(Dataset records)
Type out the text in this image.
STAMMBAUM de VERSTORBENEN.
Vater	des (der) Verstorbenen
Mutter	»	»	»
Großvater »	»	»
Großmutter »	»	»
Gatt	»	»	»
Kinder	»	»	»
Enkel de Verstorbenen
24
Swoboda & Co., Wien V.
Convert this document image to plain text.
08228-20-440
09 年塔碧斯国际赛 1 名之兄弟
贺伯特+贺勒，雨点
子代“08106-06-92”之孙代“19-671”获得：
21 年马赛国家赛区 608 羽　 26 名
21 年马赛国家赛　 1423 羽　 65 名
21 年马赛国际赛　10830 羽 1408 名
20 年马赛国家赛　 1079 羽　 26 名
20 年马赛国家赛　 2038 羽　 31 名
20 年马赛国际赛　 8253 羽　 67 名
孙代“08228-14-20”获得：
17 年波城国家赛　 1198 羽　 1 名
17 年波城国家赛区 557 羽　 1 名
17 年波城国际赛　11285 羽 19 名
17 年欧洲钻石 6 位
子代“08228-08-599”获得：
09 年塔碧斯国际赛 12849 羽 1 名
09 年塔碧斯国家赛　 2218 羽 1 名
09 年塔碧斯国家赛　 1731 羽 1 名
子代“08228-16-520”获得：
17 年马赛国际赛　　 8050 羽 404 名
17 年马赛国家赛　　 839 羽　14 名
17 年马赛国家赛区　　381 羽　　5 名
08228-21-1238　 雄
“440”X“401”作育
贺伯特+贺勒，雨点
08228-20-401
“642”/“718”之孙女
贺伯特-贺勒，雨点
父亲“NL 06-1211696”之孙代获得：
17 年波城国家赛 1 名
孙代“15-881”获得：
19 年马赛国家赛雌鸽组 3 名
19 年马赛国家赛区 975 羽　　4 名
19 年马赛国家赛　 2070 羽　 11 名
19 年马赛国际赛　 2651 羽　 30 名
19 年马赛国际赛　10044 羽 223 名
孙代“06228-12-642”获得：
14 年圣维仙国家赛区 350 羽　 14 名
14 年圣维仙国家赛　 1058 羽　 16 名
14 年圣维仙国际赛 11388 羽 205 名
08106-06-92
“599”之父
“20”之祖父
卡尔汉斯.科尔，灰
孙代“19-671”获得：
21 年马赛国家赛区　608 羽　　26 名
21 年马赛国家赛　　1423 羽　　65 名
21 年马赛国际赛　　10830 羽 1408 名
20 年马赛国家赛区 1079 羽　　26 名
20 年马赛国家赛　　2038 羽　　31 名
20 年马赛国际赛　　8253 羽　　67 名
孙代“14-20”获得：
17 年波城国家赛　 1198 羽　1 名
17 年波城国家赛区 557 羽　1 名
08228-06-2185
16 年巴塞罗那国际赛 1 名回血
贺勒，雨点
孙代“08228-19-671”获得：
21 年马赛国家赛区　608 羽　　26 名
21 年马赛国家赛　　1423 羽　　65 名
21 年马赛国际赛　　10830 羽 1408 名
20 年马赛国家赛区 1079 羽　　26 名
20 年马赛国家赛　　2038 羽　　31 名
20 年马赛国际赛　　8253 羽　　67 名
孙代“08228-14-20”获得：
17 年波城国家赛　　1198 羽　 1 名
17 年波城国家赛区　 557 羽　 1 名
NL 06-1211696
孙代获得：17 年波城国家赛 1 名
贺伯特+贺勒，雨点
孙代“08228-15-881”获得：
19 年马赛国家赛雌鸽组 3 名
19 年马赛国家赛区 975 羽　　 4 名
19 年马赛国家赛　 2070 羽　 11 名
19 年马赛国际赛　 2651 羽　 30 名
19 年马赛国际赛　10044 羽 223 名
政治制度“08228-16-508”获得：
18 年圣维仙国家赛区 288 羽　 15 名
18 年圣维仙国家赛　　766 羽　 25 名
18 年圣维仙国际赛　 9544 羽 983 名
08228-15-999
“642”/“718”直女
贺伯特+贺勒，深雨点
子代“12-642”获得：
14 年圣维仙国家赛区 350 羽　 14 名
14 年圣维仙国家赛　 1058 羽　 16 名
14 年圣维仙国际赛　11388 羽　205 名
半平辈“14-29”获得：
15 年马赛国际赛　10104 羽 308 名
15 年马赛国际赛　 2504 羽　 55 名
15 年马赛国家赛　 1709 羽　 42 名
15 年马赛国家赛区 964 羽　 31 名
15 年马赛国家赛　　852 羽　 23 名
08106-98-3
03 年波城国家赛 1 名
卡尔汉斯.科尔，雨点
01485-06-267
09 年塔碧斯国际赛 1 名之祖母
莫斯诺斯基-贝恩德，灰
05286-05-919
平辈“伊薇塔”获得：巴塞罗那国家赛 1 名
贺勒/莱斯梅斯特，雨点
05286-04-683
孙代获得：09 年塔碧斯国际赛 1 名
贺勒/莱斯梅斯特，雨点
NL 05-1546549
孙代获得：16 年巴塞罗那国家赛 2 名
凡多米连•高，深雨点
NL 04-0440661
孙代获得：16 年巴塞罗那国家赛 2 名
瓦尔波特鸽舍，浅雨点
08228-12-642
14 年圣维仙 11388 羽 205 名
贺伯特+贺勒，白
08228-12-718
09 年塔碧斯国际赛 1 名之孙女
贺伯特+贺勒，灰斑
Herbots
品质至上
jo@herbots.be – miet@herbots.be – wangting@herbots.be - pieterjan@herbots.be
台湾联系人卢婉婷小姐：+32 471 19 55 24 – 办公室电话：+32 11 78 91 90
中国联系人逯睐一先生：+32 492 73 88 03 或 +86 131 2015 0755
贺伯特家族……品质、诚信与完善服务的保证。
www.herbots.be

**AIM**
Copy out each line in the listing that has the word "image".

**FINISHED TASK**
Type out the text in this image.
Convert this document image to plain text.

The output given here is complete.